Short problem:
Your task is to transcribe all the entries exactly, excluding pictures.

Task data:
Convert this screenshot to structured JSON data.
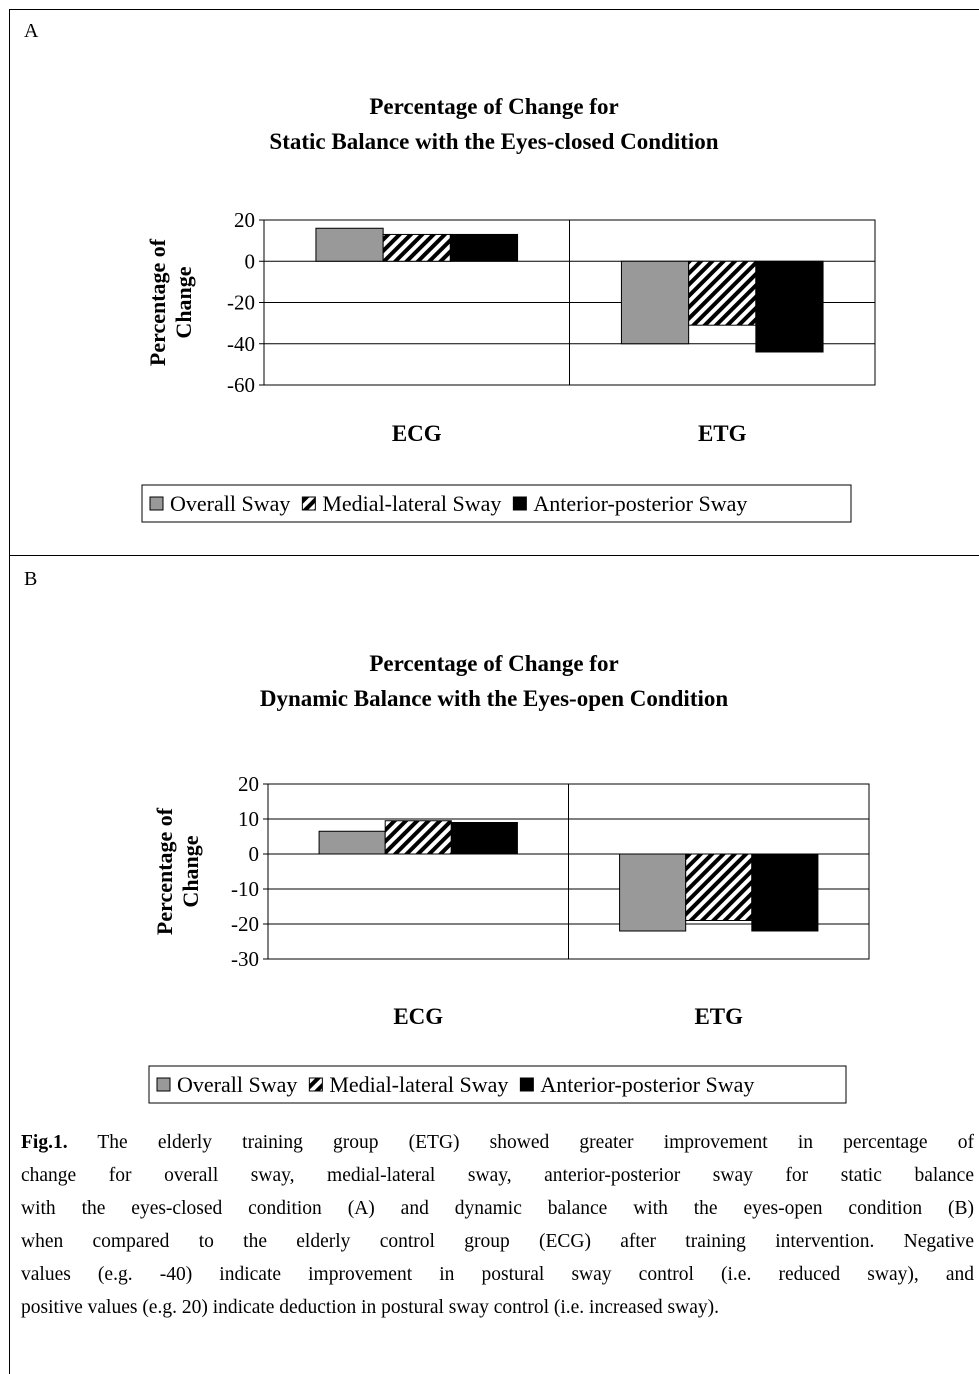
{
  "figure": {
    "panels": [
      "A",
      "B"
    ],
    "legend": [
      "Overall Sway",
      "Medial-lateral Sway",
      "Anterior-posterior Sway"
    ],
    "caption_lines": [
      {
        "lead": "Fig.1.",
        "text": " The elderly training group (ETG) showed greater improvement in percentage of"
      },
      {
        "text": "change for overall sway, medial-lateral sway, anterior-posterior sway for static balance"
      },
      {
        "text": "with the eyes-closed condition (A) and dynamic balance with the eyes-open condition (B)"
      },
      {
        "text": "when compared to the elderly control group (ECG) after training intervention. Negative"
      },
      {
        "text": "values (e.g. -40) indicate improvement in postural sway control (i.e. reduced sway), and"
      },
      {
        "text": "positive values (e.g. 20) indicate deduction in postural sway control (i.e. increased sway)."
      }
    ]
  },
  "chart_data": [
    {
      "type": "bar",
      "panel": "A",
      "title_lines": [
        "Percentage of Change for",
        "Static Balance with the Eyes-closed Condition"
      ],
      "ylabel_lines": [
        "Percentage of",
        "Change"
      ],
      "xlabel": "",
      "categories": [
        "ECG",
        "ETG"
      ],
      "ylim": [
        -60,
        20
      ],
      "yticks": [
        20,
        0,
        -20,
        -40,
        -60
      ],
      "grid": true,
      "legend_position": "bottom",
      "series": [
        {
          "name": "Overall Sway",
          "values": [
            16,
            -40
          ],
          "fill": "#999999"
        },
        {
          "name": "Medial-lateral Sway",
          "values": [
            13,
            -31
          ],
          "fill": "hatch"
        },
        {
          "name": "Anterior-posterior Sway",
          "values": [
            13,
            -44
          ],
          "fill": "#000000"
        }
      ]
    },
    {
      "type": "bar",
      "panel": "B",
      "title_lines": [
        "Percentage of Change for",
        "Dynamic Balance with the Eyes-open Condition"
      ],
      "ylabel_lines": [
        "Percentage of",
        "Change"
      ],
      "xlabel": "",
      "categories": [
        "ECG",
        "ETG"
      ],
      "ylim": [
        -30,
        20
      ],
      "yticks": [
        20,
        10,
        0,
        -10,
        -20,
        -30
      ],
      "grid": true,
      "legend_position": "bottom",
      "series": [
        {
          "name": "Overall Sway",
          "values": [
            6.5,
            -22
          ],
          "fill": "#999999"
        },
        {
          "name": "Medial-lateral Sway",
          "values": [
            9.5,
            -19
          ],
          "fill": "hatch"
        },
        {
          "name": "Anterior-posterior Sway",
          "values": [
            9,
            -22
          ],
          "fill": "#000000"
        }
      ]
    }
  ]
}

Result of the exercise:
Convert this screenshot to structured JSON data.
{
  "figure": {
    "panels": [
      "A",
      "B"
    ],
    "legend": [
      "Overall Sway",
      "Medial-lateral Sway",
      "Anterior-posterior Sway"
    ],
    "caption_lines": [
      {
        "lead": "Fig.1.",
        "text": " The elderly training group (ETG) showed greater improvement in percentage of"
      },
      {
        "text": "change for overall sway, medial-lateral sway, anterior-posterior sway for static balance"
      },
      {
        "text": "with the eyes-closed condition (A) and dynamic balance with the eyes-open condition (B)"
      },
      {
        "text": "when compared to the elderly control group (ECG) after training intervention. Negative"
      },
      {
        "text": "values (e.g. -40) indicate improvement in postural sway control (i.e. reduced sway), and"
      },
      {
        "text": "positive values (e.g. 20) indicate deduction in postural sway control (i.e. increased sway)."
      }
    ]
  },
  "chart_data": [
    {
      "type": "bar",
      "panel": "A",
      "title_lines": [
        "Percentage of Change for",
        "Static Balance with the Eyes-closed Condition"
      ],
      "ylabel_lines": [
        "Percentage of",
        "Change"
      ],
      "xlabel": "",
      "categories": [
        "ECG",
        "ETG"
      ],
      "ylim": [
        -60,
        20
      ],
      "yticks": [
        20,
        0,
        -20,
        -40,
        -60
      ],
      "grid": true,
      "legend_position": "bottom",
      "series": [
        {
          "name": "Overall Sway",
          "values": [
            16,
            -40
          ],
          "fill": "#999999"
        },
        {
          "name": "Medial-lateral Sway",
          "values": [
            13,
            -31
          ],
          "fill": "hatch"
        },
        {
          "name": "Anterior-posterior Sway",
          "values": [
            13,
            -44
          ],
          "fill": "#000000"
        }
      ]
    },
    {
      "type": "bar",
      "panel": "B",
      "title_lines": [
        "Percentage of Change for",
        "Dynamic Balance with the Eyes-open Condition"
      ],
      "ylabel_lines": [
        "Percentage of",
        "Change"
      ],
      "xlabel": "",
      "categories": [
        "ECG",
        "ETG"
      ],
      "ylim": [
        -30,
        20
      ],
      "yticks": [
        20,
        10,
        0,
        -10,
        -20,
        -30
      ],
      "grid": true,
      "legend_position": "bottom",
      "series": [
        {
          "name": "Overall Sway",
          "values": [
            6.5,
            -22
          ],
          "fill": "#999999"
        },
        {
          "name": "Medial-lateral Sway",
          "values": [
            9.5,
            -19
          ],
          "fill": "hatch"
        },
        {
          "name": "Anterior-posterior Sway",
          "values": [
            9,
            -22
          ],
          "fill": "#000000"
        }
      ]
    }
  ]
}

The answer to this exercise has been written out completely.